* START Recorded information *

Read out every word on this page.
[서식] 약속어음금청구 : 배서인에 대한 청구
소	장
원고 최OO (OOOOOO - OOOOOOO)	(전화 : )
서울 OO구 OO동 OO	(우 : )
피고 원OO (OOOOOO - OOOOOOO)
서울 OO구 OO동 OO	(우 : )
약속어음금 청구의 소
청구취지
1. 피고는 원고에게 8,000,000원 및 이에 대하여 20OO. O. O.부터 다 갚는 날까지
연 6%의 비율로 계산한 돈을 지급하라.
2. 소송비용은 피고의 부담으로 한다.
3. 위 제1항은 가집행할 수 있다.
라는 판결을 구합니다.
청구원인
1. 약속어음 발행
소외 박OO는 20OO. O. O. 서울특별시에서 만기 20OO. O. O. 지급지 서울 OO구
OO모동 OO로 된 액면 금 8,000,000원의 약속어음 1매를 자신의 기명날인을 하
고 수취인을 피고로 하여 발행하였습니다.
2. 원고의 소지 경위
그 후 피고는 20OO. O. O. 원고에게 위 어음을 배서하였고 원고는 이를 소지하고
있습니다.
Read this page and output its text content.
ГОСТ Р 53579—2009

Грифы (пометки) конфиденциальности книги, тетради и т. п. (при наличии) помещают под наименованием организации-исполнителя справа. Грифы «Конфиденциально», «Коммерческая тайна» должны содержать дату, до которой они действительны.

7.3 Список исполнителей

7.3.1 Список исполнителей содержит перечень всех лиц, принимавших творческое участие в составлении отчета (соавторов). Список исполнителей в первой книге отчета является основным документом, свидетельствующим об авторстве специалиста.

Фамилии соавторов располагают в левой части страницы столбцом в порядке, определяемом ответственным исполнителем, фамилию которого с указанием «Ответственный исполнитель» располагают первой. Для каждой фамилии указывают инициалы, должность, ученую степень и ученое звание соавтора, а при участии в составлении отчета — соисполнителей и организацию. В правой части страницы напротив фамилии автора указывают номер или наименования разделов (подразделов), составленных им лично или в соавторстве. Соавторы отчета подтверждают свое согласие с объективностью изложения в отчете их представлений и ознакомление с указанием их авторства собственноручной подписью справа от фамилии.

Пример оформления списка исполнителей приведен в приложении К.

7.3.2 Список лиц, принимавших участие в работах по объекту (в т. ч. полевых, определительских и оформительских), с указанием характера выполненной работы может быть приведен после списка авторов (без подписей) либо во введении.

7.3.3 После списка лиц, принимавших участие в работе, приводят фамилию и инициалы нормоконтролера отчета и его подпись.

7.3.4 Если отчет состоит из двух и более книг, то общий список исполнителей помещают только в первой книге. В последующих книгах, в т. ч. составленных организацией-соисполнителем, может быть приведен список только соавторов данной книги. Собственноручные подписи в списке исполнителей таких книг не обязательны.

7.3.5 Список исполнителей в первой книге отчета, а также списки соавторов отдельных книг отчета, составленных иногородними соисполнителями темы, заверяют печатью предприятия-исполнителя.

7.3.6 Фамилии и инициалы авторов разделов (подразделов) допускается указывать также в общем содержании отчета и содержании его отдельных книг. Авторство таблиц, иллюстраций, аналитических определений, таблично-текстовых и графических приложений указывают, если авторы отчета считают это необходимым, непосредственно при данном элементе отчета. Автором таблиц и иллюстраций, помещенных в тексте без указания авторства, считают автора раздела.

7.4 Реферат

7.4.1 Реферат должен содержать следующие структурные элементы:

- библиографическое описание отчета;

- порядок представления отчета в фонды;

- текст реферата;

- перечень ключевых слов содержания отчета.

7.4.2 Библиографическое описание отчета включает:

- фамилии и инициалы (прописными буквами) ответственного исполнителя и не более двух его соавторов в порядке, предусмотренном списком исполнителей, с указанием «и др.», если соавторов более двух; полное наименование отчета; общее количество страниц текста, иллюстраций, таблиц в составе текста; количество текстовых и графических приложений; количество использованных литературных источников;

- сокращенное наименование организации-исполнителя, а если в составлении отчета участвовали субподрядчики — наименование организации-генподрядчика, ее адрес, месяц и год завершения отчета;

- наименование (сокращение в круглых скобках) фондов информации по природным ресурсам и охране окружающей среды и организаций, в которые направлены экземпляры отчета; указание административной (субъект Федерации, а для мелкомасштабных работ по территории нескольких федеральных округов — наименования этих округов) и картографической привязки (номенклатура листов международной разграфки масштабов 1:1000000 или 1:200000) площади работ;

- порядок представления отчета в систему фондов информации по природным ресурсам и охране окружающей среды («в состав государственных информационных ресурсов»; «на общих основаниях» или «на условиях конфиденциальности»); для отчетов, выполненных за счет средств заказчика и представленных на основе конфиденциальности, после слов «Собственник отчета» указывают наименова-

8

* END Recorded information *

◆ **Brief**
Working from the material above, retype it in its entirety without change.

◆ **Task answer**
Read out every word on this page.
[서식] 약속어음금청구 : 배서인에 대한 청구
소	장
원고 최OO (OOOOOO - OOOOOOO)	(전화 : )
서울 OO구 OO동 OO	(우 : )
피고 원OO (OOOOOO - OOOOOOO)
서울 OO구 OO동 OO	(우 : )
약속어음금 청구의 소
청구취지
1. 피고는 원고에게 8,000,000원 및 이에 대하여 20OO. O. O.부터 다 갚는 날까지
연 6%의 비율로 계산한 돈을 지급하라.
2. 소송비용은 피고의 부담으로 한다.
3. 위 제1항은 가집행할 수 있다.
라는 판결을 구합니다.
청구원인
1. 약속어음 발행
소외 박OO는 20OO. O. O. 서울특별시에서 만기 20OO. O. O. 지급지 서울 OO구
OO모동 OO로 된 액면 금 8,000,000원의 약속어음 1매를 자신의 기명날인을 하
고 수취인을 피고로 하여 발행하였습니다.
2. 원고의 소지 경위
그 후 피고는 20OO. O. O. 원고에게 위 어음을 배서하였고 원고는 이를 소지하고
있습니다.
Read this page and output its text content.
ГОСТ Р 53579—2009

Грифы (пометки) конфиденциальности книги, тетради и т. п. (при наличии) помещают под наименованием организации-исполнителя справа. Грифы «Конфиденциально», «Коммерческая тайна» должны содержать дату, до которой они действительны.

7.3 Список исполнителей

7.3.1 Список исполнителей содержит перечень всех лиц, принимавших творческое участие в составлении отчета (соавторов). Список исполнителей в первой книге отчета является основным документом, свидетельствующим об авторстве специалиста.

Фамилии соавторов располагают в левой части страницы столбцом в порядке, определяемом ответственным исполнителем, фамилию которого с указанием «Ответственный исполнитель» располагают первой. Для каждой фамилии указывают инициалы, должность, ученую степень и ученое звание соавтора, а при участии в составлении отчета — соисполнителей и организацию. В правой части страницы напротив фамилии автора указывают номер или наименования разделов (подразделов), составленных им лично или в соавторстве. Соавторы отчета подтверждают свое согласие с объективностью изложения в отчете их представлений и ознакомление с указанием их авторства собственноручной подписью справа от фамилии.

Пример оформления списка исполнителей приведен в приложении К.

7.3.2 Список лиц, принимавших участие в работах по объекту (в т. ч. полевых, определительских и оформительских), с указанием характера выполненной работы может быть приведен после списка авторов (без подписей) либо во введении.

7.3.3 После списка лиц, принимавших участие в работе, приводят фамилию и инициалы нормоконтролера отчета и его подпись.

7.3.4 Если отчет состоит из двух и более книг, то общий список исполнителей помещают только в первой книге. В последующих книгах, в т. ч. составленных организацией-соисполнителем, может быть приведен список только соавторов данной книги. Собственноручные подписи в списке исполнителей таких книг не обязательны.

7.3.5 Список исполнителей в первой книге отчета, а также списки соавторов отдельных книг отчета, составленных иногородними соисполнителями темы, заверяют печатью предприятия-исполнителя.

7.3.6 Фамилии и инициалы авторов разделов (подразделов) допускается указывать также в общем содержании отчета и содержании его отдельных книг. Авторство таблиц, иллюстраций, аналитических определений, таблично-текстовых и графических приложений указывают, если авторы отчета считают это необходимым, непосредственно при данном элементе отчета. Автором таблиц и иллюстраций, помещенных в тексте без указания авторства, считают автора раздела.

7.4 Реферат

7.4.1 Реферат должен содержать следующие структурные элементы:

- библиографическое описание отчета;

- порядок представления отчета в фонды;

- текст реферата;

- перечень ключевых слов содержания отчета.

7.4.2 Библиографическое описание отчета включает:

- фамилии и инициалы (прописными буквами) ответственного исполнителя и не более двух его соавторов в порядке, предусмотренном списком исполнителей, с указанием «и др.», если соавторов более двух; полное наименование отчета; общее количество страниц текста, иллюстраций, таблиц в составе текста; количество текстовых и графических приложений; количество использованных литературных источников;

- сокращенное наименование организации-исполнителя, а если в составлении отчета участвовали субподрядчики — наименование организации-генподрядчика, ее адрес, месяц и год завершения отчета;

- наименование (сокращение в круглых скобках) фондов информации по природным ресурсам и охране окружающей среды и организаций, в которые направлены экземпляры отчета; указание административной (субъект Федерации, а для мелкомасштабных работ по территории нескольких федеральных округов — наименования этих округов) и картографической привязки (номенклатура листов международной разграфки масштабов 1:1000000 или 1:200000) площади работ;

- порядок представления отчета в систему фондов информации по природным ресурсам и охране окружающей среды («в состав государственных информационных ресурсов»; «на общих основаниях» или «на условиях конфиденциальности»); для отчетов, выполненных за счет средств заказчика и представленных на основе конфиденциальности, после слов «Собственник отчета» указывают наименова-

8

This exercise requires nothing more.